Document excerpt:
I'm on an ARM system with a mainline Linux kernel (v5.5.8). For some reason I get strange results when running stressapptest:
2020/07/07-13:22:36(UTC) Log: Commandline - /root/stressapptest -s 10 -f /mnt/file1.txt -f /mnt/file2.txt -M 250
2020/07/07-13:22:36(UTC) Stats: SAT revision 1.0.9_autoconf, 32 bit binary
2020/07/07-13:22:36(UTC) Log: Fri Jun  7 17:59:48 BST 2019 from open source release
2020/07/07-13:22:36(UTC) Log: 1 nodes, 4 cpus.
2020/07/07-13:22:36(UTC) Log: Defaulting to 4 copy threads
2020/07/07-13:22:36(UTC) Log: Flooring memory allocation to multiple of 4: 248MB
2020/07/07-13:22:36(UTC) Log: Prefer plain malloc memory allocation.

Record extracts:
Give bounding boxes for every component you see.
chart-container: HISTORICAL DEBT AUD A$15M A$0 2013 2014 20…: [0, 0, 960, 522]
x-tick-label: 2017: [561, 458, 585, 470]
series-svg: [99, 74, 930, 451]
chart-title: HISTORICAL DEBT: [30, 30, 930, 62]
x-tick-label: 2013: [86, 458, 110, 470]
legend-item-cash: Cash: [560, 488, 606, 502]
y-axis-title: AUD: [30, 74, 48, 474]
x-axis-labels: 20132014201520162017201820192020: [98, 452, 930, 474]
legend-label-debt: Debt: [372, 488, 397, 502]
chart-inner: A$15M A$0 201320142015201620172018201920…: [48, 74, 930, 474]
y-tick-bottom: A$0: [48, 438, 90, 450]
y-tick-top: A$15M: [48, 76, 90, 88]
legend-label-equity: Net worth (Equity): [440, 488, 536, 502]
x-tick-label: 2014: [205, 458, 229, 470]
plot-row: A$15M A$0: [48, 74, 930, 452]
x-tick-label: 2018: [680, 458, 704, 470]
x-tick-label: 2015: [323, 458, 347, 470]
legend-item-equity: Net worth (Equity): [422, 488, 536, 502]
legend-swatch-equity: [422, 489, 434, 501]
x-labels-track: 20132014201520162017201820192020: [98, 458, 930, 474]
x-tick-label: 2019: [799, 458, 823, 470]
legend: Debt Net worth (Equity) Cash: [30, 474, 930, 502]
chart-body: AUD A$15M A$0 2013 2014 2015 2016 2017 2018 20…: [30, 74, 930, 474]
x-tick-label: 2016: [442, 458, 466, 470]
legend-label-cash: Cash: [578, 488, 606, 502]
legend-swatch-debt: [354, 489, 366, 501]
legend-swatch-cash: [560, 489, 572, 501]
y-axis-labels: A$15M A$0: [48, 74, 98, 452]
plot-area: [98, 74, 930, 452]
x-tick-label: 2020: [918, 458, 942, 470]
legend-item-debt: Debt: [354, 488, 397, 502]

What is required:
Please rewrite the stressapptest excerpt, everything from "2020/07/07-13:22:36(UTC) Log: Defaulting" down to "malloc memory allocation.", and replace "copy threads" with "worker threads". The material is separate from the stressapptest excerpt.

Result below:
2020/07/07-13:22:36(UTC) Log: Defaulting to 4 worker threads
2020/07/07-13:22:36(UTC) Log: Flooring memory allocation to multiple of 4: 248MB
2020/07/07-13:22:36(UTC) Log: Prefer plain malloc memory allocation.